__Goal__.
All of the data below should be written out exactly.

Stored items:
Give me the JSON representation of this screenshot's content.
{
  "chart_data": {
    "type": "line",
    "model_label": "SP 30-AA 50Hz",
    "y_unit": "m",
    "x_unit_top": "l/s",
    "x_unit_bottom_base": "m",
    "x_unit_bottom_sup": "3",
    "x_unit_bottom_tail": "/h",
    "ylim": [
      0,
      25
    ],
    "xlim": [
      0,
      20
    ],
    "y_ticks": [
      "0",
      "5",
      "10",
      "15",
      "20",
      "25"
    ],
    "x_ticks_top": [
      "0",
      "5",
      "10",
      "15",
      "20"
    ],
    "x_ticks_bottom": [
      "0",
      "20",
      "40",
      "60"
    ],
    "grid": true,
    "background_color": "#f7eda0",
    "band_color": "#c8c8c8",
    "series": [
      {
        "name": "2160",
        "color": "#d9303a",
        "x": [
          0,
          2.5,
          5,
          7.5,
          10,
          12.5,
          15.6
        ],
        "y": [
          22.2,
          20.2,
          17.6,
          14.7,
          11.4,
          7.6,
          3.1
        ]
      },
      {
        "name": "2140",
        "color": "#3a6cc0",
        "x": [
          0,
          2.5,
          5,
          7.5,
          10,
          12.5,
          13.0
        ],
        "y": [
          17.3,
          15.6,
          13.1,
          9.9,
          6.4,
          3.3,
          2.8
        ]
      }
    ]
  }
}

__Solution__.
Give me the JSON representation of this screenshot's content.
{
  "chart_data": {
    "type": "line",
    "model_label": "SP 30-AA 50Hz",
    "y_unit": "m",
    "x_unit_top": "l/s",
    "x_unit_bottom_base": "m",
    "x_unit_bottom_sup": "3",
    "x_unit_bottom_tail": "/h",
    "ylim": [
      0,
      25
    ],
    "xlim": [
      0,
      20
    ],
    "y_ticks": [
      "0",
      "5",
      "10",
      "15",
      "20",
      "25"
    ],
    "x_ticks_top": [
      "0",
      "5",
      "10",
      "15",
      "20"
    ],
    "x_ticks_bottom": [
      "0",
      "20",
      "40",
      "60"
    ],
    "grid": true,
    "background_color": "#f7eda0",
    "band_color": "#c8c8c8",
    "series": [
      {
        "name": "2160",
        "color": "#d9303a",
        "x": [
          0,
          2.5,
          5,
          7.5,
          10,
          12.5,
          15.6
        ],
        "y": [
          22.2,
          20.2,
          17.6,
          14.7,
          11.4,
          7.6,
          3.1
        ]
      },
      {
        "name": "2140",
        "color": "#3a6cc0",
        "x": [
          0,
          2.5,
          5,
          7.5,
          10,
          12.5,
          13.0
        ],
        "y": [
          17.3,
          15.6,
          13.1,
          9.9,
          6.4,
          3.3,
          2.8
        ]
      }
    ]
  }
}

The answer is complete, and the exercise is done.